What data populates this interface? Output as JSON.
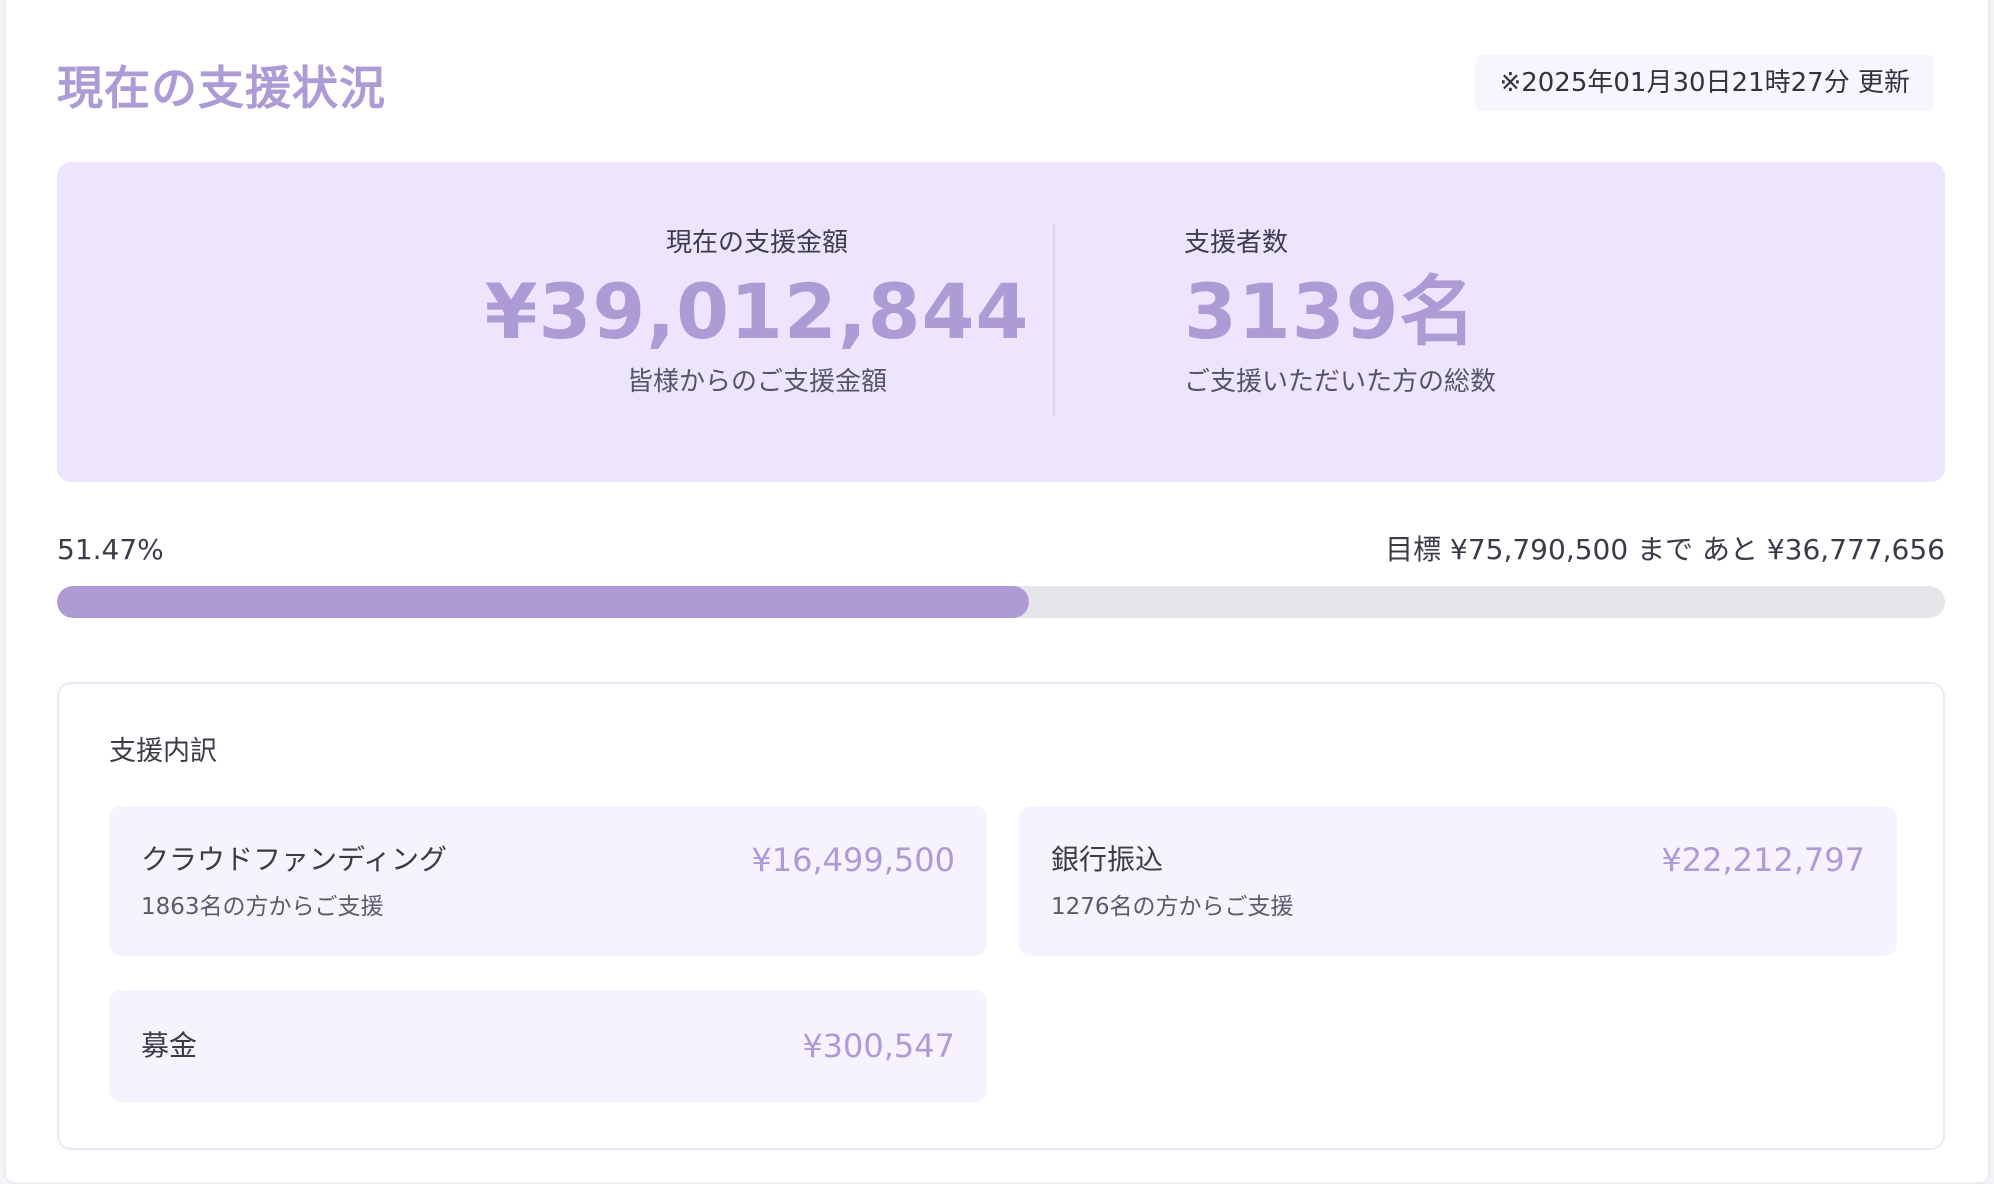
{
  "page": {
    "title": "現在の支援状況",
    "updated": "※2025年01月30日21時27分 更新"
  },
  "summary": {
    "amount": {
      "label": "現在の支援金額",
      "value": "¥39,012,844",
      "sub": "皆様からのご支援金額"
    },
    "supporters": {
      "label": "支援者数",
      "value": "3139名",
      "sub": "ご支援いただいた方の総数"
    }
  },
  "progress": {
    "percent_label": "51.47%",
    "percent": 51.47,
    "goal_text": "目標 ¥75,790,500 まで あと ¥36,777,656"
  },
  "breakdown": {
    "title": "支援内訳",
    "items": [
      {
        "name": "クラウドファンディング",
        "amount": "¥16,499,500",
        "note": "1863名の方からご支援"
      },
      {
        "name": "銀行振込",
        "amount": "¥22,212,797",
        "note": "1276名の方からご支援"
      },
      {
        "name": "募金",
        "amount": "¥300,547"
      }
    ]
  },
  "colors": {
    "accent": "#ad9bd6",
    "summary_bg": "#ede5fd",
    "item_bg": "#f6f3fe",
    "track": "#e5e5ea"
  }
}
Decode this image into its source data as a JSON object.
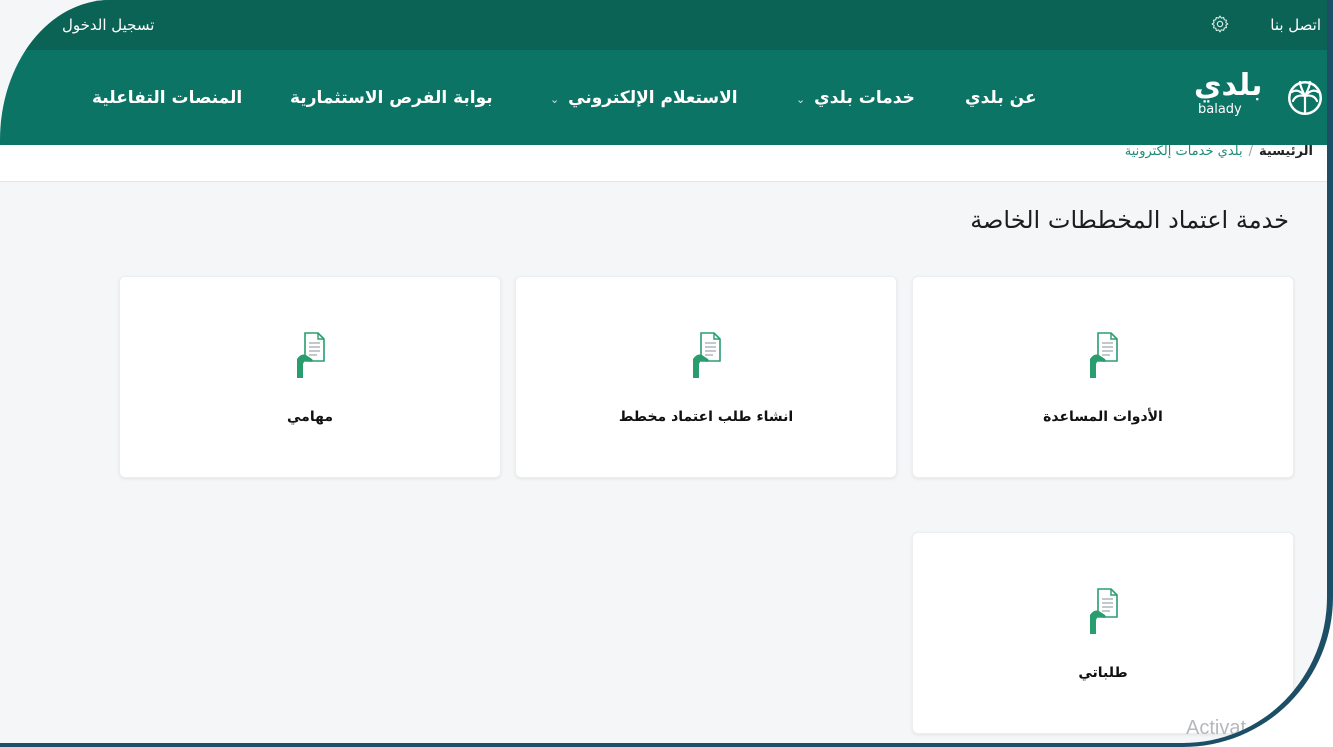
{
  "topbar": {
    "login_label": "تسجيل الدخول",
    "contact_label": "اتصل بنا",
    "settings_icon": "gear-icon"
  },
  "nav": {
    "items": [
      {
        "label": "عن بلدي"
      },
      {
        "label": "خدمات بلدي"
      },
      {
        "label": "الاستعلام الإلكتروني"
      },
      {
        "label": "بوابة الفرص الاستثمارية"
      },
      {
        "label": "المنصات التفاعلية"
      }
    ],
    "logo": {
      "arabic": "بلدي",
      "latin": "balady"
    }
  },
  "breadcrumb": {
    "home": "الرئيسية",
    "separator": "/",
    "current": "بلدي خدمات إلكترونية"
  },
  "page": {
    "title": "خدمة اعتماد المخططات الخاصة"
  },
  "cards": [
    {
      "label": "الأدوات المساعدة",
      "icon": "document-hand-icon"
    },
    {
      "label": "انشاء طلب اعتماد مخطط",
      "icon": "document-hand-icon"
    },
    {
      "label": "مهامي",
      "icon": "document-hand-icon"
    },
    {
      "label": "طلباتي",
      "icon": "document-hand-icon"
    }
  ],
  "watermark": "Activat",
  "colors": {
    "brand": "#0c7465",
    "brand_dark": "#0a6355",
    "accent_green": "#2a9d6f"
  }
}
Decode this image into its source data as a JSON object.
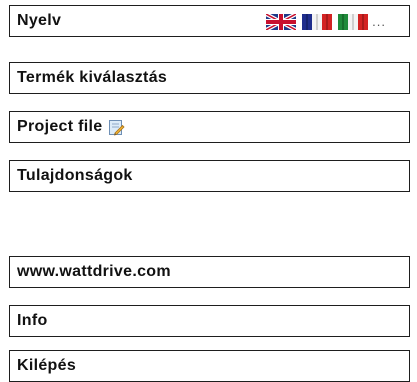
{
  "language_menu": {
    "label": "Nyelv",
    "flags": [
      "uk-flag-icon",
      "france-flag-icon",
      "italy-flag-icon"
    ],
    "more_label": "..."
  },
  "menu_items": [
    {
      "label": "Termék kiválasztás"
    },
    {
      "label": "Project file",
      "icon": "edit-document-icon"
    },
    {
      "label": "Tulajdonságok"
    }
  ],
  "secondary_items": [
    {
      "label": "www.wattdrive.com"
    },
    {
      "label": "Info"
    },
    {
      "label": "Kilépés"
    }
  ],
  "colors": {
    "border": "#1e1e1e",
    "text": "#111111",
    "background": "#ffffff"
  }
}
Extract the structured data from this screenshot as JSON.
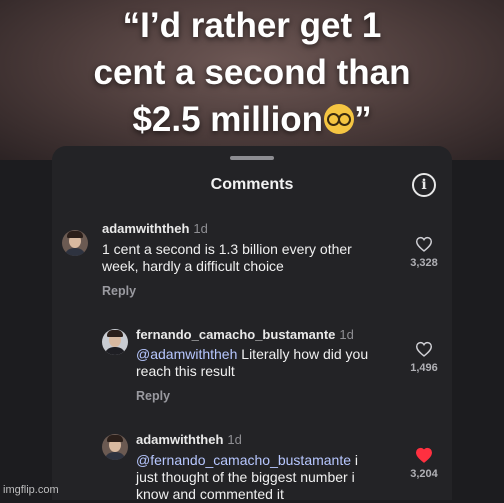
{
  "video_caption": {
    "line1": "“I’d rather get 1",
    "line2": "cent a second than",
    "line3": "$2.5 million",
    "close_quote": "”"
  },
  "sheet": {
    "title": "Comments",
    "info_icon": "info-icon"
  },
  "comments": [
    {
      "username": "adamwiththeh",
      "time": "1d",
      "mention": "",
      "text_line1": "1 cent a second is 1.3 billion every other",
      "text_line2": "week, hardly a difficult choice",
      "reply_label": "Reply",
      "likes": "3,328",
      "liked": false
    },
    {
      "username": "fernando_camacho_bustamante",
      "time": "1d",
      "mention": "@adamwiththeh",
      "text_line1": " Literally how did you",
      "text_line2": "reach this result",
      "reply_label": "Reply",
      "likes": "1,496",
      "liked": false
    },
    {
      "username": "adamwiththeh",
      "time": "1d",
      "mention": "@fernando_camacho_bustamante",
      "text_line1": " i",
      "text_line2": "just thought of the biggest number i",
      "text_line3": "know and commented it",
      "likes": "3,204",
      "liked": true
    }
  ],
  "colors": {
    "heart_liked": "#ff3040",
    "heart_outline": "#d0d0d5",
    "mention": "#b7c7ff"
  },
  "watermark": "imgflip.com"
}
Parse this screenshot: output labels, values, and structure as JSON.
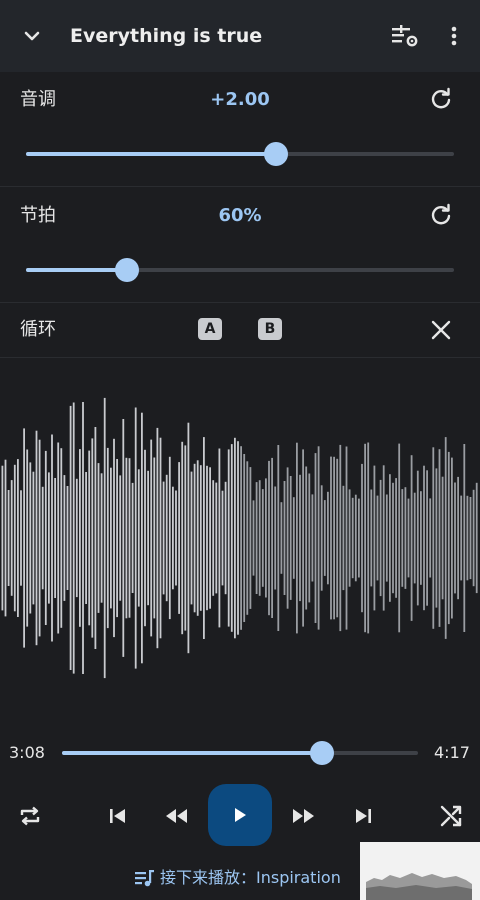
{
  "header": {
    "title": "Everything is true",
    "collapse_icon": "chevron-down-icon",
    "eq_icon": "tune-settings-icon",
    "more_icon": "more-vert-icon"
  },
  "pitch": {
    "label": "音调",
    "value": "+2.00",
    "slider_fraction": 0.585
  },
  "tempo": {
    "label": "节拍",
    "value": "60%",
    "slider_fraction": 0.235
  },
  "loop": {
    "label": "循环",
    "point_a": "A",
    "point_b": "B"
  },
  "waveform": {
    "played_fraction": 0.5
  },
  "progress": {
    "elapsed": "3:08",
    "total": "4:17",
    "fraction": 0.73
  },
  "controls": {
    "repeat_icon": "repeat-icon",
    "prev_icon": "skip-previous-icon",
    "rewind_icon": "fast-rewind-icon",
    "play_icon": "play-icon",
    "forward_icon": "fast-forward-icon",
    "next_icon": "skip-next-icon",
    "shuffle_icon": "shuffle-icon"
  },
  "up_next": {
    "text": "接下来播放：Inspiration"
  },
  "colors": {
    "accent": "#a8cdf5",
    "accent_text": "#9cc6f2",
    "play_button": "#0c4a80",
    "background": "#1c1d20",
    "header_bg": "#23262b"
  }
}
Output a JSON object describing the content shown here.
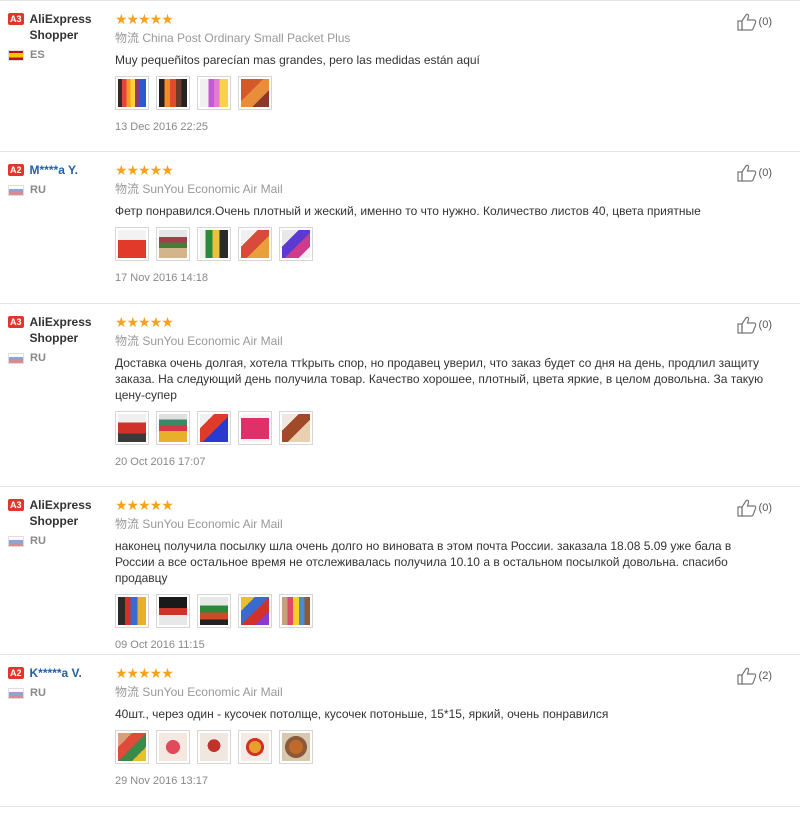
{
  "reviews": [
    {
      "level": "A3",
      "name": "AliExpress Shopper",
      "masked": false,
      "country": "ES",
      "flag": "es",
      "stars": "★★★★★",
      "shipping": "物流 China Post Ordinary Small Packet Plus",
      "text": "Muy pequeñitos parecían mas grandes, pero las medidas están aquí",
      "photos": [
        "linear-gradient(90deg,#3a2a20 0 15%,#e2473a 15% 30%,#f59a2a 30% 45%,#ffd23a 45% 60%,#8b3a7a 60% 75%,#2a5ad0 75% 100%)",
        "linear-gradient(90deg,#2a2020 0 20%,#f28c28 20% 40%,#e34a33 40% 60%,#6a3a2a 60% 80%,#222 80% 100%)",
        "linear-gradient(90deg,#f0f0f0 0 30%,#c15ad4 30% 50%,#e67acb 50% 70%,#f7d24a 70% 100%)",
        "linear-gradient(135deg,#d25a2a 0 40%,#e88e3a 40% 70%,#8a3a2a 70% 100%)"
      ],
      "date": "13 Dec 2016 22:25",
      "helpful": "(0)"
    },
    {
      "level": "A2",
      "name": "M****a Y.",
      "masked": true,
      "country": "RU",
      "flag": "ru",
      "stars": "★★★★★",
      "shipping": "物流 SunYou Economic Air Mail",
      "text": "Фетр понравился.Очень плотный и жеский, именно то что нужно. Количество листов 40, цвета приятные",
      "photos": [
        "linear-gradient(180deg,#f2f2f2 0 35%,#e23a2a 35% 100%)",
        "linear-gradient(180deg,#e6e6e6 0 25%,#a83a4a 25% 45%,#4a7a3a 45% 65%,#d4b48a 65% 100%)",
        "linear-gradient(90deg,#f0f0f0 0 20%,#2a8a3a 20% 45%,#e8c23a 45% 70%,#2a2a2a 70% 100%)",
        "linear-gradient(135deg,#f0f0f0 0 30%,#d84a3a 30% 60%,#e8a03a 60% 100%)",
        "linear-gradient(135deg,#e8e8e8 0 30%,#5a3ad0 30% 55%,#d03a8a 55% 80%,#f0f0f0 80% 100%)"
      ],
      "date": "17 Nov 2016 14:18",
      "helpful": "(0)"
    },
    {
      "level": "A3",
      "name": "AliExpress Shopper",
      "masked": false,
      "country": "RU",
      "flag": "ru",
      "stars": "★★★★★",
      "shipping": "物流 SunYou Economic Air Mail",
      "text": "Доставка очень долгая, хотела ттkрыть спор, но продавец уверил, что заказ будет со дня на день, продлил защиту заказа. На следующий день получила товар. Качество хорошее, плотный, цвета яркие, в целом довольна. За такую цену-супер",
      "photos": [
        "linear-gradient(180deg,#f0f0f0 0 30%,#d0322a 30% 70%,#3a3a3a 70% 100%)",
        "linear-gradient(180deg,#e0e0e0 0 20%,#3a8a6a 20% 40%,#d03a4a 40% 60%,#e8b02a 60% 100%)",
        "linear-gradient(135deg,#f0f0f0 0 25%,#e03a2a 25% 55%,#2a3ad0 55% 100%)",
        "linear-gradient(180deg,#f4f4f4 0 15%,#e0306a 15% 90%,#f4f4f4 90% 100%)",
        "linear-gradient(135deg,#f0e8e0 0 30%,#a04a2a 30% 60%,#e8d0b0 60% 100%)"
      ],
      "date": "20 Oct 2016 17:07",
      "helpful": "(0)"
    },
    {
      "level": "A3",
      "name": "AliExpress Shopper",
      "masked": false,
      "country": "RU",
      "flag": "ru",
      "stars": "★★★★★",
      "shipping": "物流 SunYou Economic Air Mail",
      "text": "наконец получила посылку шла очень долго но виновата в этом почта России. заказала 18.08 5.09 уже бала в России а все остальное время не отслеживалась получила 10.10 а в остальном посылкой довольна. спасибо продавцу",
      "photos": [
        "linear-gradient(90deg,#2a2a2a 0 25%,#d0322a 25% 45%,#3a6ad0 45% 70%,#e8b02a 70% 100%)",
        "linear-gradient(180deg,#1a1a1a 0 40%,#d0322a 40% 65%,#e8e8e8 65% 100%)",
        "linear-gradient(180deg,#e8e8e8 0 30%,#2a8a3a 30% 55%,#d04a2a 55% 80%,#222 80% 100%)",
        "linear-gradient(135deg,#e8c02a 0 25%,#3a6ad0 25% 50%,#d0322a 50% 75%,#8a3ad0 75% 100%)",
        "linear-gradient(90deg,#c8a07a 0 20%,#e04a6a 20% 40%,#f0d02a 40% 60%,#4a8ad0 60% 80%,#8a5a3a 80% 100%)"
      ],
      "date": "09 Oct 2016 11:15",
      "helpful": "(0)"
    },
    {
      "level": "A2",
      "name": "K*****a V.",
      "masked": true,
      "country": "RU",
      "flag": "ru",
      "stars": "★★★★★",
      "shipping": "物流 SunYou Economic Air Mail",
      "text": "40шт., через один - кусочек потолще, кусочек потоньше, 15*15, яркий, очень понравился",
      "photos": [
        "linear-gradient(135deg,#d8a07a 0 25%,#e04a3a 25% 50%,#3a8a4a 50% 75%,#e8c02a 75% 100%)",
        "radial-gradient(circle at 50% 50%,#e04a5a 0 35%,#f4e8e0 36% 100%)",
        "radial-gradient(circle at 50% 45%,#c0322a 0 30%,#f0e8e0 31% 100%)",
        "radial-gradient(circle at 50% 50%,#e8a02a 0 30%,#d0322a 31% 45%,#f4ece4 46% 100%)",
        "radial-gradient(circle at 50% 50%,#c06a2a 0 35%,#8a5a3a 36% 55%,#d8c8b0 56% 100%)"
      ],
      "date": "29 Nov 2016 13:17",
      "helpful": "(2)"
    }
  ]
}
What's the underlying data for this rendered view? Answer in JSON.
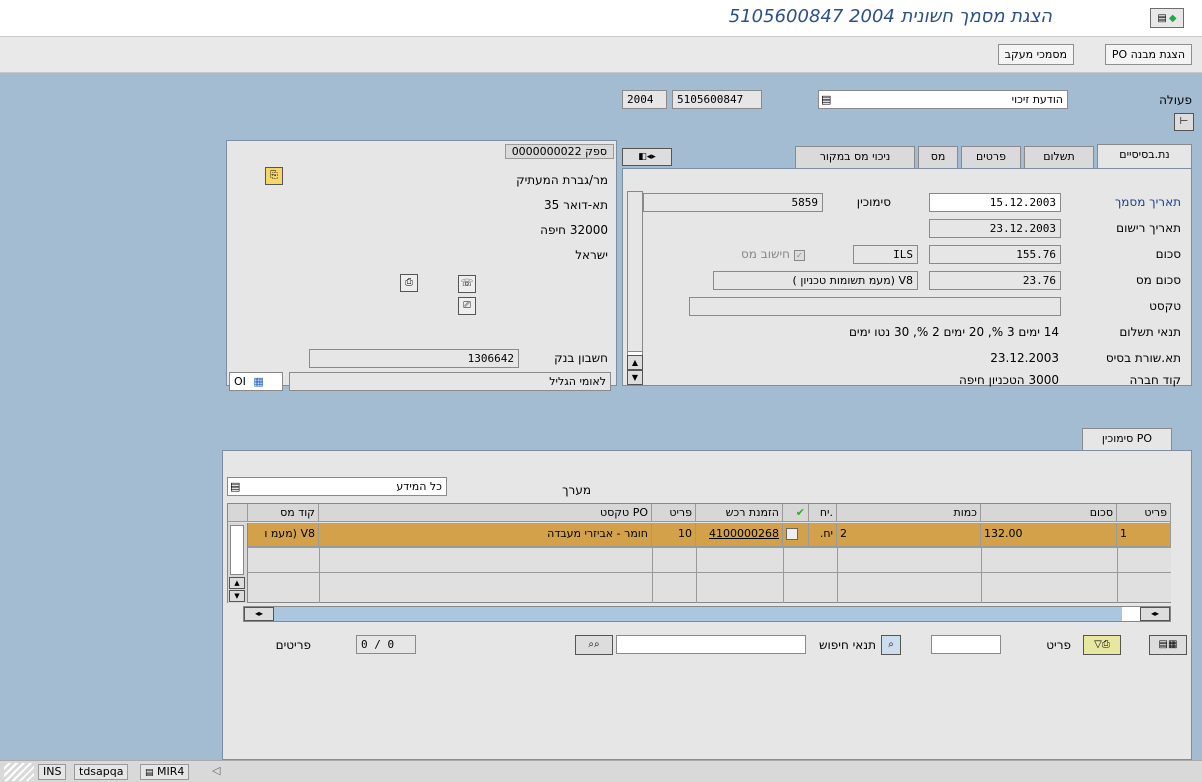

**Exercise requirements**
Filter the listing above for the string "note" and copy every matching line.

**Final answer**
        "note": "1863名の方からご支援"
        "note": "1276名の方からご支援"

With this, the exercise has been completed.